EXERCISE DIRECTIONS:
The material below should be written out in full and exactly; pictures stay out of the copy.

PROVIDED RECORDS:
────────

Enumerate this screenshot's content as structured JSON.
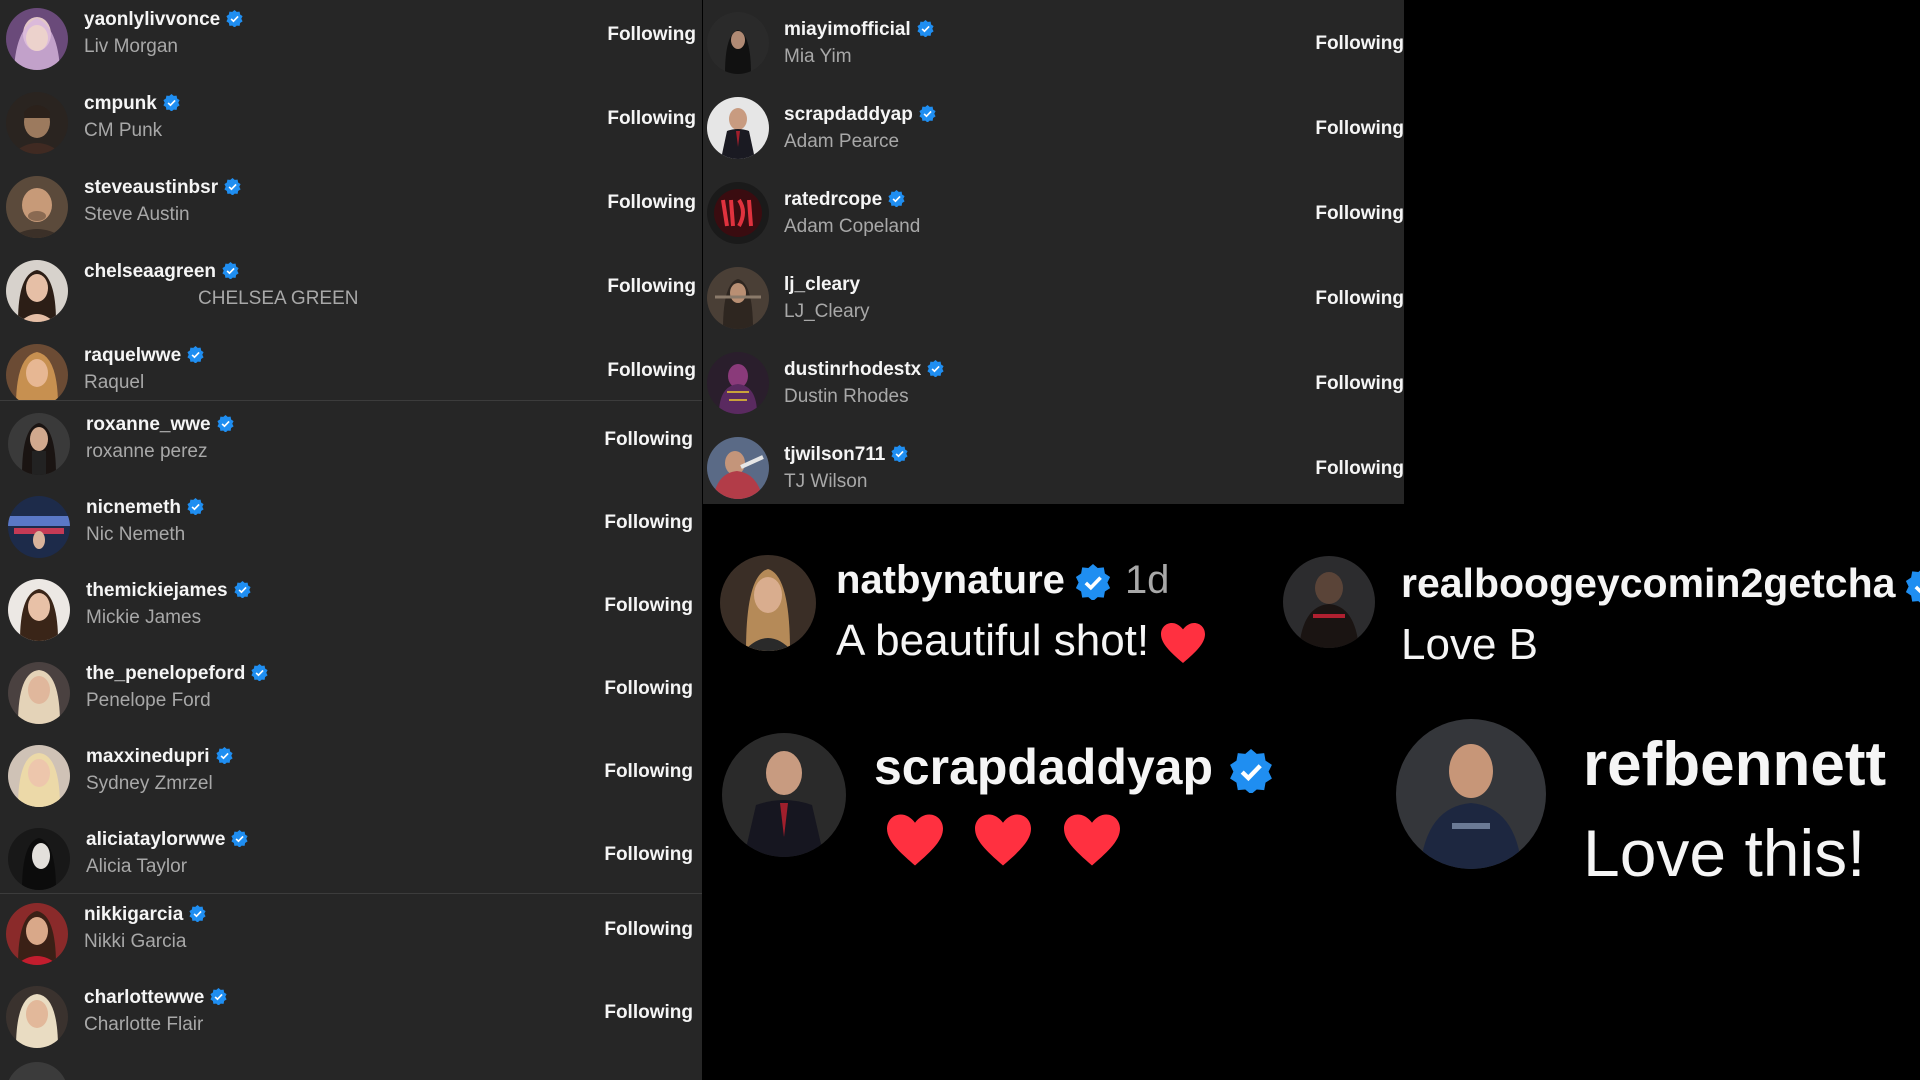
{
  "follow_label": "Following",
  "colors": {
    "verified": "#1f8ef1",
    "heart": "#ff3040",
    "panel": "#262626",
    "page": "#000000"
  },
  "left_list": [
    {
      "username": "yaonlylivvonce",
      "name": "Liv Morgan",
      "verified": true
    },
    {
      "username": "cmpunk",
      "name": "CM Punk",
      "verified": true
    },
    {
      "username": "steveaustinbsr",
      "name": "Steve Austin",
      "verified": true
    },
    {
      "username": "chelseaagreen",
      "name": "CHELSEA GREEN",
      "verified": true
    },
    {
      "username": "raquelwwe",
      "name": "Raquel",
      "verified": true
    },
    {
      "username": "roxanne_wwe",
      "name": "roxanne perez",
      "verified": true
    },
    {
      "username": "nicnemeth",
      "name": "Nic Nemeth",
      "verified": true
    },
    {
      "username": "themickiejames",
      "name": "Mickie James",
      "verified": true
    },
    {
      "username": "the_penelopeford",
      "name": "Penelope Ford",
      "verified": true
    },
    {
      "username": "maxxinedupri",
      "name": "Sydney Zmrzel",
      "verified": true
    },
    {
      "username": "aliciataylorwwe",
      "name": "Alicia Taylor",
      "verified": true
    },
    {
      "username": "nikkigarcia",
      "name": "Nikki Garcia",
      "verified": true
    },
    {
      "username": "charlottewwe",
      "name": "Charlotte Flair",
      "verified": true
    }
  ],
  "middle_list": [
    {
      "username": "miayimofficial",
      "name": "Mia Yim",
      "verified": true
    },
    {
      "username": "scrapdaddyap",
      "name": "Adam Pearce",
      "verified": true
    },
    {
      "username": "ratedrcope",
      "name": "Adam Copeland",
      "verified": true
    },
    {
      "username": "lj_cleary",
      "name": "LJ_Cleary",
      "verified": false
    },
    {
      "username": "dustinrhodestx",
      "name": "Dustin Rhodes",
      "verified": true
    },
    {
      "username": "tjwilson711",
      "name": "TJ Wilson",
      "verified": true
    }
  ],
  "comments": [
    {
      "username": "natbynature",
      "time": "1d",
      "text": "A beautiful shot!",
      "hearts": 1,
      "verified": true
    },
    {
      "username": "realboogeycomin2getcha",
      "text": "Love B",
      "hearts": 0,
      "verified": true
    },
    {
      "username": "scrapdaddyap",
      "text": "",
      "hearts": 3,
      "verified": true
    },
    {
      "username": "refbennett",
      "text": "Love this!",
      "hearts": 0,
      "verified": false
    }
  ]
}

────────

SOLUTION:
Enumerate this screenshot's content as structured JSON.
{
  "follow_label": "Following",
  "colors": {
    "verified": "#1f8ef1",
    "heart": "#ff3040",
    "panel": "#262626",
    "page": "#000000"
  },
  "left_list": [
    {
      "username": "yaonlylivvonce",
      "name": "Liv Morgan",
      "verified": true
    },
    {
      "username": "cmpunk",
      "name": "CM Punk",
      "verified": true
    },
    {
      "username": "steveaustinbsr",
      "name": "Steve Austin",
      "verified": true
    },
    {
      "username": "chelseaagreen",
      "name": "CHELSEA GREEN",
      "verified": true
    },
    {
      "username": "raquelwwe",
      "name": "Raquel",
      "verified": true
    },
    {
      "username": "roxanne_wwe",
      "name": "roxanne perez",
      "verified": true
    },
    {
      "username": "nicnemeth",
      "name": "Nic Nemeth",
      "verified": true
    },
    {
      "username": "themickiejames",
      "name": "Mickie James",
      "verified": true
    },
    {
      "username": "the_penelopeford",
      "name": "Penelope Ford",
      "verified": true
    },
    {
      "username": "maxxinedupri",
      "name": "Sydney Zmrzel",
      "verified": true
    },
    {
      "username": "aliciataylorwwe",
      "name": "Alicia Taylor",
      "verified": true
    },
    {
      "username": "nikkigarcia",
      "name": "Nikki Garcia",
      "verified": true
    },
    {
      "username": "charlottewwe",
      "name": "Charlotte Flair",
      "verified": true
    }
  ],
  "middle_list": [
    {
      "username": "miayimofficial",
      "name": "Mia Yim",
      "verified": true
    },
    {
      "username": "scrapdaddyap",
      "name": "Adam Pearce",
      "verified": true
    },
    {
      "username": "ratedrcope",
      "name": "Adam Copeland",
      "verified": true
    },
    {
      "username": "lj_cleary",
      "name": "LJ_Cleary",
      "verified": false
    },
    {
      "username": "dustinrhodestx",
      "name": "Dustin Rhodes",
      "verified": true
    },
    {
      "username": "tjwilson711",
      "name": "TJ Wilson",
      "verified": true
    }
  ],
  "comments": [
    {
      "username": "natbynature",
      "time": "1d",
      "text": "A beautiful shot!",
      "hearts": 1,
      "verified": true
    },
    {
      "username": "realboogeycomin2getcha",
      "text": "Love B",
      "hearts": 0,
      "verified": true
    },
    {
      "username": "scrapdaddyap",
      "text": "",
      "hearts": 3,
      "verified": true
    },
    {
      "username": "refbennett",
      "text": "Love this!",
      "hearts": 0,
      "verified": false
    }
  ]
}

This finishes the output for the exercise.